**Aim**
Write the records out again, keeping each line exactly as it is.

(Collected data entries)

## start

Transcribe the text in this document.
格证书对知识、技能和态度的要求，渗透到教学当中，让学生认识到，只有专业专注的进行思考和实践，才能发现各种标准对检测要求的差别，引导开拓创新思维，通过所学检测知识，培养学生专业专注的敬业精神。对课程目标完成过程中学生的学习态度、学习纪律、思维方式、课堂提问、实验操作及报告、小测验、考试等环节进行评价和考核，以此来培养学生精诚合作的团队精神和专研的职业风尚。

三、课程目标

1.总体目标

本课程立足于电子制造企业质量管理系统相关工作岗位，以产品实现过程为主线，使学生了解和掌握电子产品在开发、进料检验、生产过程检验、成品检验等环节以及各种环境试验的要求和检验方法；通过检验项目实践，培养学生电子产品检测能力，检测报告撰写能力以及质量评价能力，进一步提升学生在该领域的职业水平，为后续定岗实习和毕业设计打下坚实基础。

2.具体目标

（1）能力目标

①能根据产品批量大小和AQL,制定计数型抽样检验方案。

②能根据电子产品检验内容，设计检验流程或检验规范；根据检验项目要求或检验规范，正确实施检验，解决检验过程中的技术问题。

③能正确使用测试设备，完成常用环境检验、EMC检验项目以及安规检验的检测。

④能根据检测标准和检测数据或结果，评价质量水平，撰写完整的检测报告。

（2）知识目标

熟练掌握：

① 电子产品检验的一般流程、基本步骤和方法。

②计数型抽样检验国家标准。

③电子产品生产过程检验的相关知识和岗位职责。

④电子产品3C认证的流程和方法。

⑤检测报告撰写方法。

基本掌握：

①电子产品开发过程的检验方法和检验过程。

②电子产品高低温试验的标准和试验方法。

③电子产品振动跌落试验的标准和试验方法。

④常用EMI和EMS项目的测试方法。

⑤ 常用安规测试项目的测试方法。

## end

**Written solution**
Transcribe the text in this document.
格证书对知识、技能和态度的要求，渗透到教学当中，让学生认识到，只有专业专注的进行思考和实践，才能发现各种标准对检测要求的差别，引导开拓创新思维，通过所学检测知识，培养学生专业专注的敬业精神。对课程目标完成过程中学生的学习态度、学习纪律、思维方式、课堂提问、实验操作及报告、小测验、考试等环节进行评价和考核，以此来培养学生精诚合作的团队精神和专研的职业风尚。

三、课程目标

1.总体目标

本课程立足于电子制造企业质量管理系统相关工作岗位，以产品实现过程为主线，使学生了解和掌握电子产品在开发、进料检验、生产过程检验、成品检验等环节以及各种环境试验的要求和检验方法；通过检验项目实践，培养学生电子产品检测能力，检测报告撰写能力以及质量评价能力，进一步提升学生在该领域的职业水平，为后续定岗实习和毕业设计打下坚实基础。

2.具体目标

（1）能力目标

①能根据产品批量大小和AQL,制定计数型抽样检验方案。

②能根据电子产品检验内容，设计检验流程或检验规范；根据检验项目要求或检验规范，正确实施检验，解决检验过程中的技术问题。

③能正确使用测试设备，完成常用环境检验、EMC检验项目以及安规检验的检测。

④能根据检测标准和检测数据或结果，评价质量水平，撰写完整的检测报告。

（2）知识目标

熟练掌握：

① 电子产品检验的一般流程、基本步骤和方法。

②计数型抽样检验国家标准。

③电子产品生产过程检验的相关知识和岗位职责。

④电子产品3C认证的流程和方法。

⑤检测报告撰写方法。

基本掌握：

①电子产品开发过程的检验方法和检验过程。

②电子产品高低温试验的标准和试验方法。

③电子产品振动跌落试验的标准和试验方法。

④常用EMI和EMS项目的测试方法。

⑤ 常用安规测试项目的测试方法。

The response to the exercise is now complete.